§ What you should do
The records below are to be copied word for word, with every picture left out.

Extracts from a graphics dataset:
::::::::

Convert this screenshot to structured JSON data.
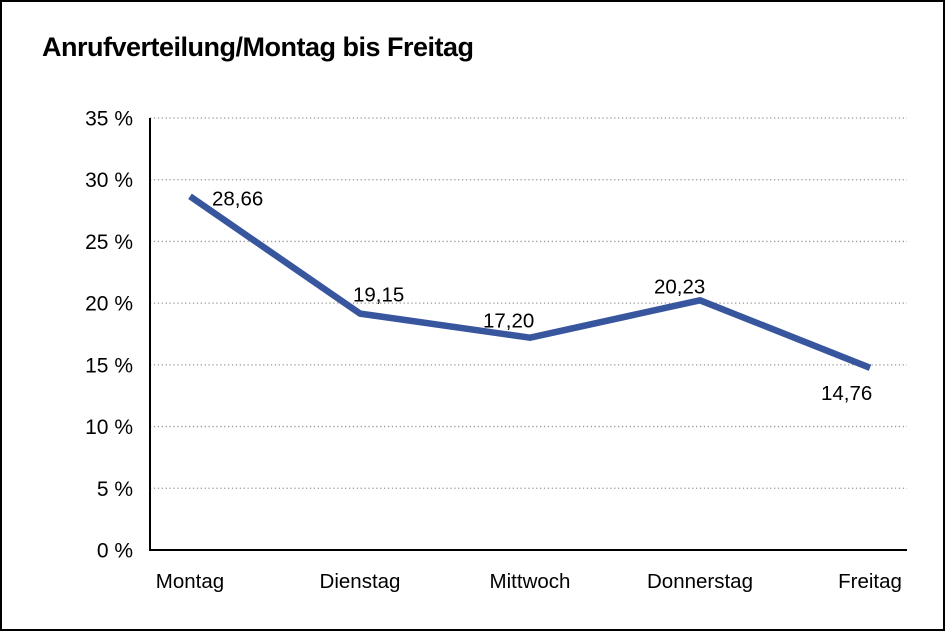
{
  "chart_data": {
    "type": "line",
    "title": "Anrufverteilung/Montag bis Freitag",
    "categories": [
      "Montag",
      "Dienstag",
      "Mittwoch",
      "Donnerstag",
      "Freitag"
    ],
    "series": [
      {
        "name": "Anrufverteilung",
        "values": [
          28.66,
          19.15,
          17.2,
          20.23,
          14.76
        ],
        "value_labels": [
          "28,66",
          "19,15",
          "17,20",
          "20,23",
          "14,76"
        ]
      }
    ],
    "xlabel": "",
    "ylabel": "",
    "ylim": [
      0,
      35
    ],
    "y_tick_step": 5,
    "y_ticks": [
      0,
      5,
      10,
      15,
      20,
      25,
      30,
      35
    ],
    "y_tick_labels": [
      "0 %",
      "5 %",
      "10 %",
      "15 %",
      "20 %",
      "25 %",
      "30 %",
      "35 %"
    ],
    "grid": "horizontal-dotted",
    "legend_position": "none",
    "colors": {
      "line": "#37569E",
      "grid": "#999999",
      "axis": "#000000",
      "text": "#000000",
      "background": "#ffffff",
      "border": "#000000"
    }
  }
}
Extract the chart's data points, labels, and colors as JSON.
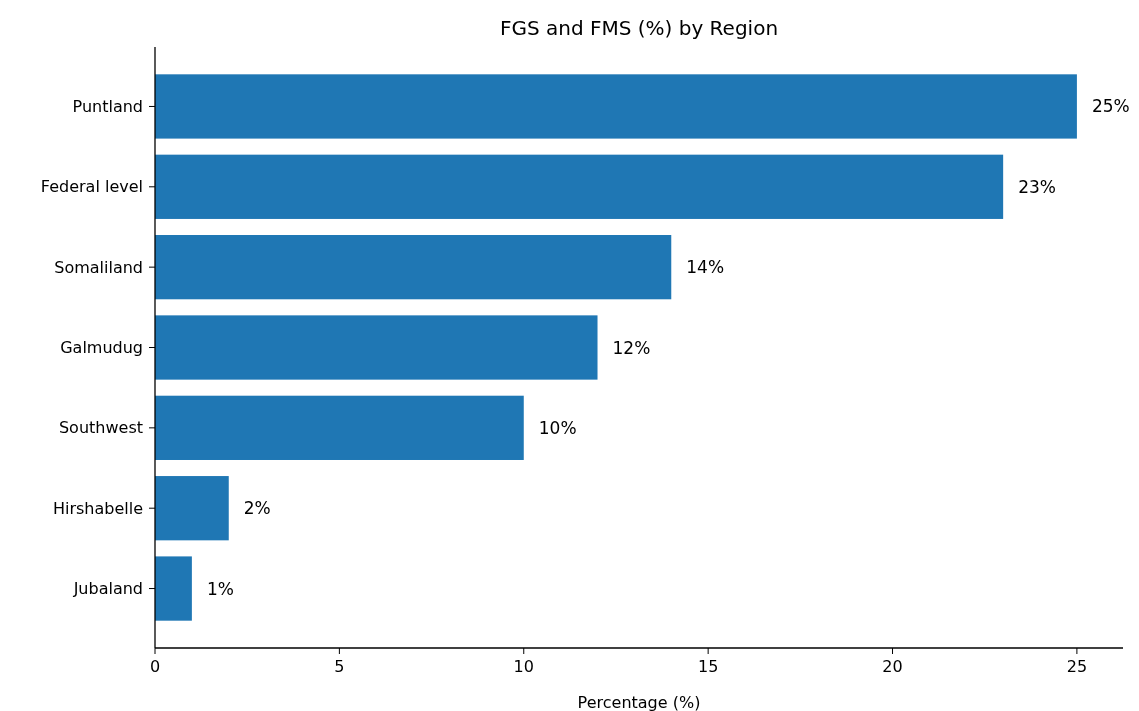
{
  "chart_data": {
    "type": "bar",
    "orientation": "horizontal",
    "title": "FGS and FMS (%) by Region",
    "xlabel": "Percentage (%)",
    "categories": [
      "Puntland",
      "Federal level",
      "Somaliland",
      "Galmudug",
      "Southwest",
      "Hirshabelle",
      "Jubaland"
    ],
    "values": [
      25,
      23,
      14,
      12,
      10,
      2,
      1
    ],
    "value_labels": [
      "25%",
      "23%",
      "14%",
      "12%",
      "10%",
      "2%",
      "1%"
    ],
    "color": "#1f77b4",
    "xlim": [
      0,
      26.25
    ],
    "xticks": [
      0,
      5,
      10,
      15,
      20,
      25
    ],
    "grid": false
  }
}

::::::::

§ Result of the exercise
Convert this screenshot to structured JSON data.
{
  "chart_data": {
    "type": "line",
    "title": "Anrufverteilung/Montag bis Freitag",
    "categories": [
      "Montag",
      "Dienstag",
      "Mittwoch",
      "Donnerstag",
      "Freitag"
    ],
    "series": [
      {
        "name": "Anrufverteilung",
        "values": [
          28.66,
          19.15,
          17.2,
          20.23,
          14.76
        ],
        "value_labels": [
          "28,66",
          "19,15",
          "17,20",
          "20,23",
          "14,76"
        ]
      }
    ],
    "xlabel": "",
    "ylabel": "",
    "ylim": [
      0,
      35
    ],
    "y_tick_step": 5,
    "y_ticks": [
      0,
      5,
      10,
      15,
      20,
      25,
      30,
      35
    ],
    "y_tick_labels": [
      "0 %",
      "5 %",
      "10 %",
      "15 %",
      "20 %",
      "25 %",
      "30 %",
      "35 %"
    ],
    "grid": "horizontal-dotted",
    "legend_position": "none",
    "colors": {
      "line": "#37569E",
      "grid": "#999999",
      "axis": "#000000",
      "text": "#000000",
      "background": "#ffffff",
      "border": "#000000"
    }
  }
}
Extract the chart's data points, labels, and colors as JSON.
{
  "chart_data": {
    "type": "bar",
    "orientation": "horizontal",
    "title": "FGS and FMS (%) by Region",
    "xlabel": "Percentage (%)",
    "categories": [
      "Puntland",
      "Federal level",
      "Somaliland",
      "Galmudug",
      "Southwest",
      "Hirshabelle",
      "Jubaland"
    ],
    "values": [
      25,
      23,
      14,
      12,
      10,
      2,
      1
    ],
    "value_labels": [
      "25%",
      "23%",
      "14%",
      "12%",
      "10%",
      "2%",
      "1%"
    ],
    "color": "#1f77b4",
    "xlim": [
      0,
      26.25
    ],
    "xticks": [
      0,
      5,
      10,
      15,
      20,
      25
    ],
    "grid": false
  }
}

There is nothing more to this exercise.